_Aim_
Of the lines in the listing, how many include the string "pengikut"? Write the number and nothing else.

(Lines of data)
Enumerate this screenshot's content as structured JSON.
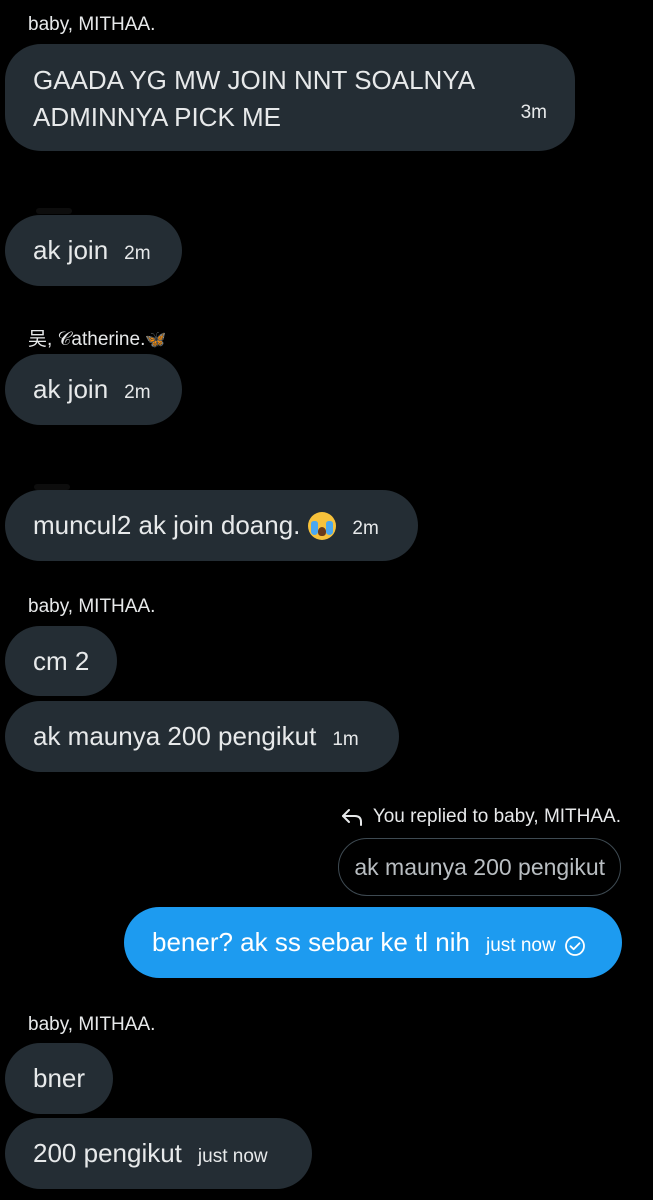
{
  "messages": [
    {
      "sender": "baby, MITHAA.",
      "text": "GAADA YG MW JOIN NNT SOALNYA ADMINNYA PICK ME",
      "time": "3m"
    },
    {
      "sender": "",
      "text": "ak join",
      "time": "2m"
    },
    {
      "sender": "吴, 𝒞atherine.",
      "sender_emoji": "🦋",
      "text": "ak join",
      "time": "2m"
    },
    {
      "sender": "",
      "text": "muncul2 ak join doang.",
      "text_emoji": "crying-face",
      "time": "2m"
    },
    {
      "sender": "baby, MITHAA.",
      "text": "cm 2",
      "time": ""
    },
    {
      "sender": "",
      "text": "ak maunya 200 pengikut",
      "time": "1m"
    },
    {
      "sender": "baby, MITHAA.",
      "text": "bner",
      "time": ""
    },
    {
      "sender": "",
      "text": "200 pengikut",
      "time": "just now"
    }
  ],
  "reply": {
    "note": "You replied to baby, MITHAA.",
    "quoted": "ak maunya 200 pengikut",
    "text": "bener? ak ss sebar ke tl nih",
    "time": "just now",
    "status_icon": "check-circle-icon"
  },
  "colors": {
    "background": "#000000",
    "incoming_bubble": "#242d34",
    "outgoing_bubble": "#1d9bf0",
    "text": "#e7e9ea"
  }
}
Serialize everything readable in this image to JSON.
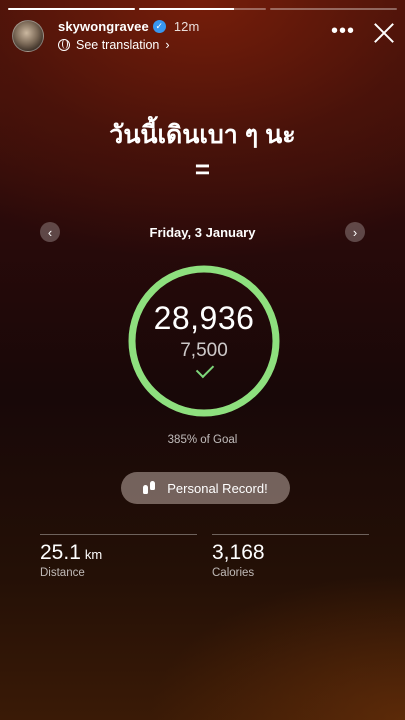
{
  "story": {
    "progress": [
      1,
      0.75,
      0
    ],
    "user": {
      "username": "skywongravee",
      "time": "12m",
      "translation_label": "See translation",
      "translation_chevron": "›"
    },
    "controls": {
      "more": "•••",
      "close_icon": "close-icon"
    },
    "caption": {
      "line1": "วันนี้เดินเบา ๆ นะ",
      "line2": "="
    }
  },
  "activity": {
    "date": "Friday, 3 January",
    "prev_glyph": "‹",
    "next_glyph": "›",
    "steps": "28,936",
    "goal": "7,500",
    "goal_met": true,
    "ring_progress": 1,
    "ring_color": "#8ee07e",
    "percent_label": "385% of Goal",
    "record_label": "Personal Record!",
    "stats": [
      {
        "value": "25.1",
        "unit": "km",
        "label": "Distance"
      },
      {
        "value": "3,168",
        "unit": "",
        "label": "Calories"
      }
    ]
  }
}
...
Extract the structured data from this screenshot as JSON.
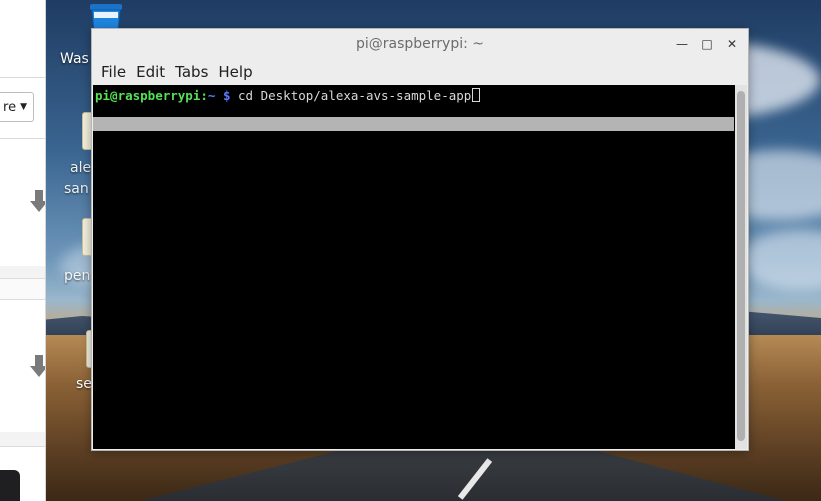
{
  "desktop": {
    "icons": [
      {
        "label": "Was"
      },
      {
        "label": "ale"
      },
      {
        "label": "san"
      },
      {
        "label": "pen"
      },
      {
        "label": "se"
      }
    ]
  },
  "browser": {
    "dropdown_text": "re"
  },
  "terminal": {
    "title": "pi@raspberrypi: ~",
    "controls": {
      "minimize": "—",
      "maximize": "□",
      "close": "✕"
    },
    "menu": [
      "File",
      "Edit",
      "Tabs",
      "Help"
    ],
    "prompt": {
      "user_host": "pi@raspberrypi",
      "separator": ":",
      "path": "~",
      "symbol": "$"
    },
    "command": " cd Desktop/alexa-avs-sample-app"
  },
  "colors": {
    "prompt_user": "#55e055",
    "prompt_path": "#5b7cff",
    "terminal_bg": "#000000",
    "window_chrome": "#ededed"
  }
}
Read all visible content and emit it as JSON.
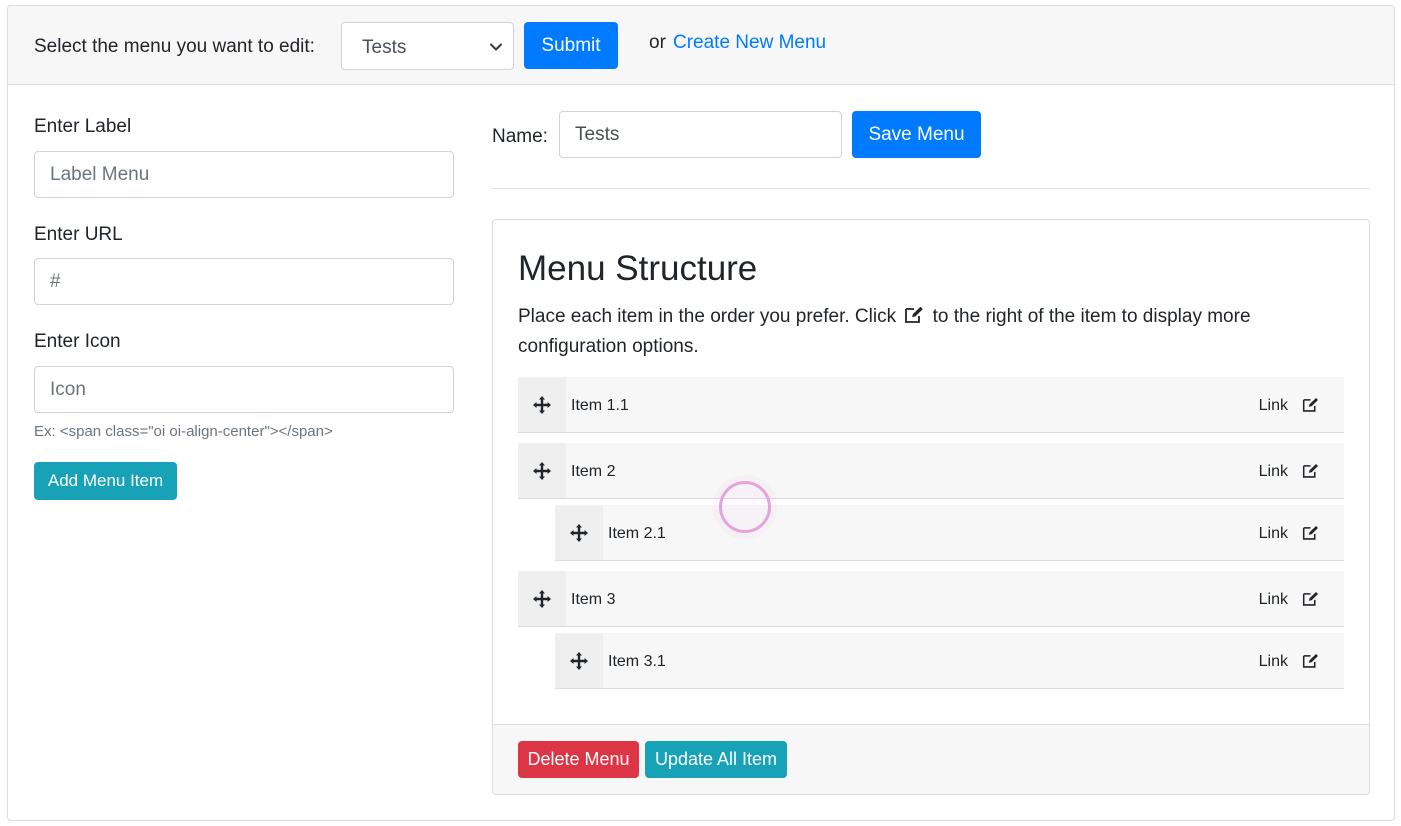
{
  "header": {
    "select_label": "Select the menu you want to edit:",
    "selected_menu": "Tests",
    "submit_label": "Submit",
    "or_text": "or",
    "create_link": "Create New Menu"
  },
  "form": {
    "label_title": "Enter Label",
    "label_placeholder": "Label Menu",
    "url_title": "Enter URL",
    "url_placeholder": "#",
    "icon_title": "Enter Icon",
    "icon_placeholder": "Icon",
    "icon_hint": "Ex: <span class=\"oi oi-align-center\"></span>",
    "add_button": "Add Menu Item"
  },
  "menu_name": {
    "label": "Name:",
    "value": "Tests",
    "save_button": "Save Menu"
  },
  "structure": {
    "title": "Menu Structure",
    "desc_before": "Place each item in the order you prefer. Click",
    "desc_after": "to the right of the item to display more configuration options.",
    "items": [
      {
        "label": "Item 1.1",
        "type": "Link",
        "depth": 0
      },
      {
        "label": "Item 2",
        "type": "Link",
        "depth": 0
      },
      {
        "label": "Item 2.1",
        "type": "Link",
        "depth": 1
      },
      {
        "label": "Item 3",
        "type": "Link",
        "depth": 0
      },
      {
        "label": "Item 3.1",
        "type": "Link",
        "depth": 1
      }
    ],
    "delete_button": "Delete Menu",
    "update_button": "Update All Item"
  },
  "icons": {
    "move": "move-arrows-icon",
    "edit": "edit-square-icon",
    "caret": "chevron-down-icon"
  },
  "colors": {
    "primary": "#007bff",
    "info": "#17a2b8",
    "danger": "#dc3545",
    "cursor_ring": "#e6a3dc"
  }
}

_Exercise response_
3